* [Exercise directions] Tally the lines below that contain "Swell". The number is the whole answer.

* [Data provided]
══════
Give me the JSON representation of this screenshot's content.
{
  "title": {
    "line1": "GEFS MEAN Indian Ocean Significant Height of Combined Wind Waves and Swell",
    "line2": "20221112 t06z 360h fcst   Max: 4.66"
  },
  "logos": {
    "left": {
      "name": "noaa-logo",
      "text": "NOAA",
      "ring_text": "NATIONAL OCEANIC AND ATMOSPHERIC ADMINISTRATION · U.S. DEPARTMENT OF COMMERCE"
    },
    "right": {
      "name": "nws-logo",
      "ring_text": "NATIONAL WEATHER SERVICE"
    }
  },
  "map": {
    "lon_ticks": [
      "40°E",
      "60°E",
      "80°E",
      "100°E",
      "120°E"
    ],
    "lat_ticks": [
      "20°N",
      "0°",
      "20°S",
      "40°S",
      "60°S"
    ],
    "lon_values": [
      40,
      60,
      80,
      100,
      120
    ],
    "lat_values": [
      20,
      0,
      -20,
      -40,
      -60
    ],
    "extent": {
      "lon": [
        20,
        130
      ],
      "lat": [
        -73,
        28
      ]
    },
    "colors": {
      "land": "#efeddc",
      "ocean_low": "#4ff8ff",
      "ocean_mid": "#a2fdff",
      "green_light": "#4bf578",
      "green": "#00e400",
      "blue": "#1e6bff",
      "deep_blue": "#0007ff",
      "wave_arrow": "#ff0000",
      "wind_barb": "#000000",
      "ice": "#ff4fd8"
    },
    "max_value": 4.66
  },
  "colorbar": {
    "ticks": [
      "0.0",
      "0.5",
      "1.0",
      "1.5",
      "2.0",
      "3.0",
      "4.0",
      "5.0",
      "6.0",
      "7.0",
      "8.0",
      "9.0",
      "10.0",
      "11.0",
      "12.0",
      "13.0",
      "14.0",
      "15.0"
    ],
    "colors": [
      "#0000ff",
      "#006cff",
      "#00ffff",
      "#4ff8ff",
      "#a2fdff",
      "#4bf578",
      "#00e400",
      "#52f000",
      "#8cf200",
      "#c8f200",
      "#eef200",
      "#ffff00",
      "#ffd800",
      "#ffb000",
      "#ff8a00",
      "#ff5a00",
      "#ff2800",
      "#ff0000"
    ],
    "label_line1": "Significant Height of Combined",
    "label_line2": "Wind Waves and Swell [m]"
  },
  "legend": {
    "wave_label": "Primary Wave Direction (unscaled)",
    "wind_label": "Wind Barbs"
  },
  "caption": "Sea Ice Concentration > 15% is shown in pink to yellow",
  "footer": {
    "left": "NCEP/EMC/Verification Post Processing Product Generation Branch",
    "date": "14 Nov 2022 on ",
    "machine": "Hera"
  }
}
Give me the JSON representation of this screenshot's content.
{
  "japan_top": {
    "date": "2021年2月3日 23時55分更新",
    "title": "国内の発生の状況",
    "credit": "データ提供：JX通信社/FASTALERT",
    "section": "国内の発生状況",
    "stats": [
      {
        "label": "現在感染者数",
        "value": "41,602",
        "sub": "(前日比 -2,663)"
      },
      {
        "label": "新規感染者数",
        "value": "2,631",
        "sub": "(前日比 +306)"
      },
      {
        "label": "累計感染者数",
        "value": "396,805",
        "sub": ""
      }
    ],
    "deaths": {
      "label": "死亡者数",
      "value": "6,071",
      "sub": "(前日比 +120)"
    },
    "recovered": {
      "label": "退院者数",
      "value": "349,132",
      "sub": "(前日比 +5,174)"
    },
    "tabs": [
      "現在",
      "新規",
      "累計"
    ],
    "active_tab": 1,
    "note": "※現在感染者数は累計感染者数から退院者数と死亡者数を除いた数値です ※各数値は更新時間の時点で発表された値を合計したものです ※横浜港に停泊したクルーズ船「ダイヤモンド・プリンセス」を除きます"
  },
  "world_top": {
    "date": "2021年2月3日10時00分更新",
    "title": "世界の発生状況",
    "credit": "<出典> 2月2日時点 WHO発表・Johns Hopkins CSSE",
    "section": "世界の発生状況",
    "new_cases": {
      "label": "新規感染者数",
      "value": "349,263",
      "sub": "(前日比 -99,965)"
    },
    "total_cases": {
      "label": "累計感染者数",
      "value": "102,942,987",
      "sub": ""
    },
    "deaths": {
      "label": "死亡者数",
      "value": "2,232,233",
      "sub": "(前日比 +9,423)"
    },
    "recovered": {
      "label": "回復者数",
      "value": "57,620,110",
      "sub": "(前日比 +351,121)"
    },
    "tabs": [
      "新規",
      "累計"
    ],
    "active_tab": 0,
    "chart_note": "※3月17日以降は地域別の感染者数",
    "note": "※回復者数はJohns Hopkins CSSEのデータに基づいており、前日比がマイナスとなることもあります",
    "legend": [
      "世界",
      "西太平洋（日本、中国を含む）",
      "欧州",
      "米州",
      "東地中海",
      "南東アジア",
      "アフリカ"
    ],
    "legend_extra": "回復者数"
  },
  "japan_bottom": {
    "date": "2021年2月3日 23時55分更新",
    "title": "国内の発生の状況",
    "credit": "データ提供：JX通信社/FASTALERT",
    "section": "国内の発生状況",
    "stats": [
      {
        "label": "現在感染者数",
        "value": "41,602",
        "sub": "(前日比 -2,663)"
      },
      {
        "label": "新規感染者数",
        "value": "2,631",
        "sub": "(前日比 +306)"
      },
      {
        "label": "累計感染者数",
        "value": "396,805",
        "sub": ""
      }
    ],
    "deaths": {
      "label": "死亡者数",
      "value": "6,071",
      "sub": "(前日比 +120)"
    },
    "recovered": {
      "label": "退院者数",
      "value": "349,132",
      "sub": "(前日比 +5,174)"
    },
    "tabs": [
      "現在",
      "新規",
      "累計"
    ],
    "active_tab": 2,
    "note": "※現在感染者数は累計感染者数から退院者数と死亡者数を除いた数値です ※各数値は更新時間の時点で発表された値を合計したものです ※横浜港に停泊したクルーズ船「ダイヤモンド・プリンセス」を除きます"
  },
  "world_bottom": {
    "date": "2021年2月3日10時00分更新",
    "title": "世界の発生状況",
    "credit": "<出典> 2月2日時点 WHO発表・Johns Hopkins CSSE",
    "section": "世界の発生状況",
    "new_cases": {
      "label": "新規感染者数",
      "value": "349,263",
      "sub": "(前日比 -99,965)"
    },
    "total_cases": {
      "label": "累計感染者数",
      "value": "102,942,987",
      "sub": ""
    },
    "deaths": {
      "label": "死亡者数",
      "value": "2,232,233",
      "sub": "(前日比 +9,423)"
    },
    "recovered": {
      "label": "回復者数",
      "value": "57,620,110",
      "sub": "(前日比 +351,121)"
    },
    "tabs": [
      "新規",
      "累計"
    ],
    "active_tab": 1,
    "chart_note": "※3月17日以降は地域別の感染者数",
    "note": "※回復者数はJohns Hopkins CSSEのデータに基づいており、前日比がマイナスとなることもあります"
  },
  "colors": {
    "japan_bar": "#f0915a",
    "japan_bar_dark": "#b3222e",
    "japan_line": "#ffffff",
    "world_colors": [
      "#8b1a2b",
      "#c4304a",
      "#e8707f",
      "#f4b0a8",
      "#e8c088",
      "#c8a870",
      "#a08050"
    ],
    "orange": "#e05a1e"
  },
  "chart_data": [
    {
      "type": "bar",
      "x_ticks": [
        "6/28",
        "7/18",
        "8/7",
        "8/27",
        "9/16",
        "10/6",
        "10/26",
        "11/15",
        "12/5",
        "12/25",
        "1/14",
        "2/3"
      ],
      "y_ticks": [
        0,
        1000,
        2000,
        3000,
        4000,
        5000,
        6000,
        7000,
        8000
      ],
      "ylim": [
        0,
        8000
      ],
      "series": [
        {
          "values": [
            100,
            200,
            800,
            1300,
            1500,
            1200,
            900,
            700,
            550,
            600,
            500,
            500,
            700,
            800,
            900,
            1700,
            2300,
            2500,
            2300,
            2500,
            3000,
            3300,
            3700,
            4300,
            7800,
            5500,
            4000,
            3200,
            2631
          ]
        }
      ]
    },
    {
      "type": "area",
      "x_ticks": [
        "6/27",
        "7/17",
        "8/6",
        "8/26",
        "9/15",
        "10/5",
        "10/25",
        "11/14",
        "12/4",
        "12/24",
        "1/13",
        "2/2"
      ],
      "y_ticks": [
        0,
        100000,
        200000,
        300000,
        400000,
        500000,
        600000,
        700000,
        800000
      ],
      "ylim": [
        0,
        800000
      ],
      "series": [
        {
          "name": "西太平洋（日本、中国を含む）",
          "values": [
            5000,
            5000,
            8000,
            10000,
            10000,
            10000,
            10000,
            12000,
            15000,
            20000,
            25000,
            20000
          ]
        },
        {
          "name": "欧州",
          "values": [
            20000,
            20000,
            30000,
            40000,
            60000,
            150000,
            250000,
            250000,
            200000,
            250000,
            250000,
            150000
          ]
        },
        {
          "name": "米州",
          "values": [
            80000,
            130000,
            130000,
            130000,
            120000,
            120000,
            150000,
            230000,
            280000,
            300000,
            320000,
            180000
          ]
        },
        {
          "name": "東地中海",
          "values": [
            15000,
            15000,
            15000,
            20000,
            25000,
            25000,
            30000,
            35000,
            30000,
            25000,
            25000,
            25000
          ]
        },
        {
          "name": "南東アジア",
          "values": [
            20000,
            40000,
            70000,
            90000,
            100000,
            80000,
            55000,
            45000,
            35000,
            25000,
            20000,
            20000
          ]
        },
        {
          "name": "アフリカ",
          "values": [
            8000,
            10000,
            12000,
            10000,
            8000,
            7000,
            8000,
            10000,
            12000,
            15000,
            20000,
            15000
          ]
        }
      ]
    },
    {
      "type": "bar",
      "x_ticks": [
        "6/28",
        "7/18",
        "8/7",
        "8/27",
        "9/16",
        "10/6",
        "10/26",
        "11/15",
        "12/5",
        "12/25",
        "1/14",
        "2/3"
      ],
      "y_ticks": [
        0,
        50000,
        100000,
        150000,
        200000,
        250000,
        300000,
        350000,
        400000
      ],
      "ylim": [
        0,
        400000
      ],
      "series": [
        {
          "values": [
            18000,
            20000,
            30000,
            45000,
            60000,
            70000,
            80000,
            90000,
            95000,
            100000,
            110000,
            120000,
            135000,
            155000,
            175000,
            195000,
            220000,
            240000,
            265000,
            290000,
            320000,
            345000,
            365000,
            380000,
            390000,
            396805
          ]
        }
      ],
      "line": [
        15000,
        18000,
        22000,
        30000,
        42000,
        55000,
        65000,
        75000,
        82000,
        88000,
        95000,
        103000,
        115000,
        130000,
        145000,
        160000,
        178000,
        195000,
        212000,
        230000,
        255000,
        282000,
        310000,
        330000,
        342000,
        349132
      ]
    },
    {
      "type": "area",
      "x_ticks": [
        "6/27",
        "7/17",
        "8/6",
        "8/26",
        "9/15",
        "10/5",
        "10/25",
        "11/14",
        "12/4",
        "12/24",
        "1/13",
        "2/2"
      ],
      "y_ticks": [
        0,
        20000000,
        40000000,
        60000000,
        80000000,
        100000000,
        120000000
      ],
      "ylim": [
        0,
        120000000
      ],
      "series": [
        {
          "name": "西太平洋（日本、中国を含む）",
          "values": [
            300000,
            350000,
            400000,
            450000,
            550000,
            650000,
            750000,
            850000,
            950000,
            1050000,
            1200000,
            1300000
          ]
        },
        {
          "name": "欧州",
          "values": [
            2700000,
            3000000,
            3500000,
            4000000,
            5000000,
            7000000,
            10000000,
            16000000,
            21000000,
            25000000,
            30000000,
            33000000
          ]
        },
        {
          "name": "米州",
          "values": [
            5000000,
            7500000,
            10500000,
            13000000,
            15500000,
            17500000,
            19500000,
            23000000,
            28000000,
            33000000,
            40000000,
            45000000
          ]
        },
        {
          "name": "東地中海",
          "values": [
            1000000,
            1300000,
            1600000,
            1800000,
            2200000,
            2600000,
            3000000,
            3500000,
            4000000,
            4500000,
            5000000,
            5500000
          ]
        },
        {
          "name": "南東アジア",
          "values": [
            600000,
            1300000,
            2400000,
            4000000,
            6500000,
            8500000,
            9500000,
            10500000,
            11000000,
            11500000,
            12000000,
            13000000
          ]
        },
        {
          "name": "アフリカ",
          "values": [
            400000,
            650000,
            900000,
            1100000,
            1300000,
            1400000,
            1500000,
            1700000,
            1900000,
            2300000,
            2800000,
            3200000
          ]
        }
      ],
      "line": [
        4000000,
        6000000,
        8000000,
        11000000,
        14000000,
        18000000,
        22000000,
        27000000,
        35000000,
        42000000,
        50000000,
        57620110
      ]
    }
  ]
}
══════
* [Completed task] 2